**WORK REQUIRED:** Reproduce all of the material word for word.

** start DATASET EXTRACT **

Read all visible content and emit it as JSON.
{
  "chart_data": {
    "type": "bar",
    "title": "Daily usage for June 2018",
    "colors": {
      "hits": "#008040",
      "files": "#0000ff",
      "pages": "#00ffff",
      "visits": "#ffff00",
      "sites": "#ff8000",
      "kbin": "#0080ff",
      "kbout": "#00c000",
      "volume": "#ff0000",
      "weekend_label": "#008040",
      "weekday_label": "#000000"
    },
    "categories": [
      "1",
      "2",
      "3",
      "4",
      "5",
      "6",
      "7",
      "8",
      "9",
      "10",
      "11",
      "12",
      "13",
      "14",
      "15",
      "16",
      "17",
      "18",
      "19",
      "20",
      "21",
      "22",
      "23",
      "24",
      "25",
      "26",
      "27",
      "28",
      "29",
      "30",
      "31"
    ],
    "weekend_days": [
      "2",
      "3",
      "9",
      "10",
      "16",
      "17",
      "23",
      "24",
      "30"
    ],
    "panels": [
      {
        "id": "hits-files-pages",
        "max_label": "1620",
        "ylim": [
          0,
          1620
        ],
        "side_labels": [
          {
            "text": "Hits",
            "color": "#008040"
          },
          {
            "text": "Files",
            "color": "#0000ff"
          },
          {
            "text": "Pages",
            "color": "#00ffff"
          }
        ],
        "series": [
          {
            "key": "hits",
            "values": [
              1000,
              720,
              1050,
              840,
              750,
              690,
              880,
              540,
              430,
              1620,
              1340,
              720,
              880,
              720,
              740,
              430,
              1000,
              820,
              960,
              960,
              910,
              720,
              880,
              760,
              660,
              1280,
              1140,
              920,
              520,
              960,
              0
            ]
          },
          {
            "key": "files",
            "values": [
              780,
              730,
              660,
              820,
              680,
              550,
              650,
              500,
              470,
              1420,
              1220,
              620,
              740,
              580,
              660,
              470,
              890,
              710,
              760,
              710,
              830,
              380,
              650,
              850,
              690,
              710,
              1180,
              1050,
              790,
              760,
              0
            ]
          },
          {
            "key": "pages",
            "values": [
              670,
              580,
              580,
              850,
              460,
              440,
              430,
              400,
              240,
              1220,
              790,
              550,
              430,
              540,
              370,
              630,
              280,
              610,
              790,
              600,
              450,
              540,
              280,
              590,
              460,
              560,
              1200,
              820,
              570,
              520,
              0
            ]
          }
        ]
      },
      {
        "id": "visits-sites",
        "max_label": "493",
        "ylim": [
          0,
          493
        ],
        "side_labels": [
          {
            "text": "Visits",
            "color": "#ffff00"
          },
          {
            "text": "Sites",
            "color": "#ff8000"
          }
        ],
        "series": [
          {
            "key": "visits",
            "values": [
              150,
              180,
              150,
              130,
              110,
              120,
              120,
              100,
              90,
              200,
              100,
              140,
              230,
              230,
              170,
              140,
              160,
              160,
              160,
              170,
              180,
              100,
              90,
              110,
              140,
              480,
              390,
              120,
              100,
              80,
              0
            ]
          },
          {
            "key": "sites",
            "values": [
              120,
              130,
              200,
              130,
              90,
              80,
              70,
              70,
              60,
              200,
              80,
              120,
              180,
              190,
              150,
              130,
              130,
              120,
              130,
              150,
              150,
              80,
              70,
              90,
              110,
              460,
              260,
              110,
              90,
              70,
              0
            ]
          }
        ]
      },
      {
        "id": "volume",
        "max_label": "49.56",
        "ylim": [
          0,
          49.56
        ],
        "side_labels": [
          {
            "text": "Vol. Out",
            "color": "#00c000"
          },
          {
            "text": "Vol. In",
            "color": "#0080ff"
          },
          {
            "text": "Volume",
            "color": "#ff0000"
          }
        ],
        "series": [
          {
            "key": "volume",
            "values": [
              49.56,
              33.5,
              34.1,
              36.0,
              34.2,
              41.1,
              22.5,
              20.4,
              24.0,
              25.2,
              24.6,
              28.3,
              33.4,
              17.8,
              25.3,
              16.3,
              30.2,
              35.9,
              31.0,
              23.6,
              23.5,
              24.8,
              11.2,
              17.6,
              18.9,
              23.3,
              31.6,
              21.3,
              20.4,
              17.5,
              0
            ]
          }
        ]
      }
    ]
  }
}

** end DATASET EXTRACT **

**EXERCISE OUTPUT:**
Read all visible content and emit it as JSON.
{
  "chart_data": {
    "type": "bar",
    "title": "Daily usage for June 2018",
    "colors": {
      "hits": "#008040",
      "files": "#0000ff",
      "pages": "#00ffff",
      "visits": "#ffff00",
      "sites": "#ff8000",
      "kbin": "#0080ff",
      "kbout": "#00c000",
      "volume": "#ff0000",
      "weekend_label": "#008040",
      "weekday_label": "#000000"
    },
    "categories": [
      "1",
      "2",
      "3",
      "4",
      "5",
      "6",
      "7",
      "8",
      "9",
      "10",
      "11",
      "12",
      "13",
      "14",
      "15",
      "16",
      "17",
      "18",
      "19",
      "20",
      "21",
      "22",
      "23",
      "24",
      "25",
      "26",
      "27",
      "28",
      "29",
      "30",
      "31"
    ],
    "weekend_days": [
      "2",
      "3",
      "9",
      "10",
      "16",
      "17",
      "23",
      "24",
      "30"
    ],
    "panels": [
      {
        "id": "hits-files-pages",
        "max_label": "1620",
        "ylim": [
          0,
          1620
        ],
        "side_labels": [
          {
            "text": "Hits",
            "color": "#008040"
          },
          {
            "text": "Files",
            "color": "#0000ff"
          },
          {
            "text": "Pages",
            "color": "#00ffff"
          }
        ],
        "series": [
          {
            "key": "hits",
            "values": [
              1000,
              720,
              1050,
              840,
              750,
              690,
              880,
              540,
              430,
              1620,
              1340,
              720,
              880,
              720,
              740,
              430,
              1000,
              820,
              960,
              960,
              910,
              720,
              880,
              760,
              660,
              1280,
              1140,
              920,
              520,
              960,
              0
            ]
          },
          {
            "key": "files",
            "values": [
              780,
              730,
              660,
              820,
              680,
              550,
              650,
              500,
              470,
              1420,
              1220,
              620,
              740,
              580,
              660,
              470,
              890,
              710,
              760,
              710,
              830,
              380,
              650,
              850,
              690,
              710,
              1180,
              1050,
              790,
              760,
              0
            ]
          },
          {
            "key": "pages",
            "values": [
              670,
              580,
              580,
              850,
              460,
              440,
              430,
              400,
              240,
              1220,
              790,
              550,
              430,
              540,
              370,
              630,
              280,
              610,
              790,
              600,
              450,
              540,
              280,
              590,
              460,
              560,
              1200,
              820,
              570,
              520,
              0
            ]
          }
        ]
      },
      {
        "id": "visits-sites",
        "max_label": "493",
        "ylim": [
          0,
          493
        ],
        "side_labels": [
          {
            "text": "Visits",
            "color": "#ffff00"
          },
          {
            "text": "Sites",
            "color": "#ff8000"
          }
        ],
        "series": [
          {
            "key": "visits",
            "values": [
              150,
              180,
              150,
              130,
              110,
              120,
              120,
              100,
              90,
              200,
              100,
              140,
              230,
              230,
              170,
              140,
              160,
              160,
              160,
              170,
              180,
              100,
              90,
              110,
              140,
              480,
              390,
              120,
              100,
              80,
              0
            ]
          },
          {
            "key": "sites",
            "values": [
              120,
              130,
              200,
              130,
              90,
              80,
              70,
              70,
              60,
              200,
              80,
              120,
              180,
              190,
              150,
              130,
              130,
              120,
              130,
              150,
              150,
              80,
              70,
              90,
              110,
              460,
              260,
              110,
              90,
              70,
              0
            ]
          }
        ]
      },
      {
        "id": "volume",
        "max_label": "49.56",
        "ylim": [
          0,
          49.56
        ],
        "side_labels": [
          {
            "text": "Vol. Out",
            "color": "#00c000"
          },
          {
            "text": "Vol. In",
            "color": "#0080ff"
          },
          {
            "text": "Volume",
            "color": "#ff0000"
          }
        ],
        "series": [
          {
            "key": "volume",
            "values": [
              49.56,
              33.5,
              34.1,
              36.0,
              34.2,
              41.1,
              22.5,
              20.4,
              24.0,
              25.2,
              24.6,
              28.3,
              33.4,
              17.8,
              25.3,
              16.3,
              30.2,
              35.9,
              31.0,
              23.6,
              23.5,
              24.8,
              11.2,
              17.6,
              18.9,
              23.3,
              31.6,
              21.3,
              20.4,
              17.5,
              0
            ]
          }
        ]
      }
    ]
  }
}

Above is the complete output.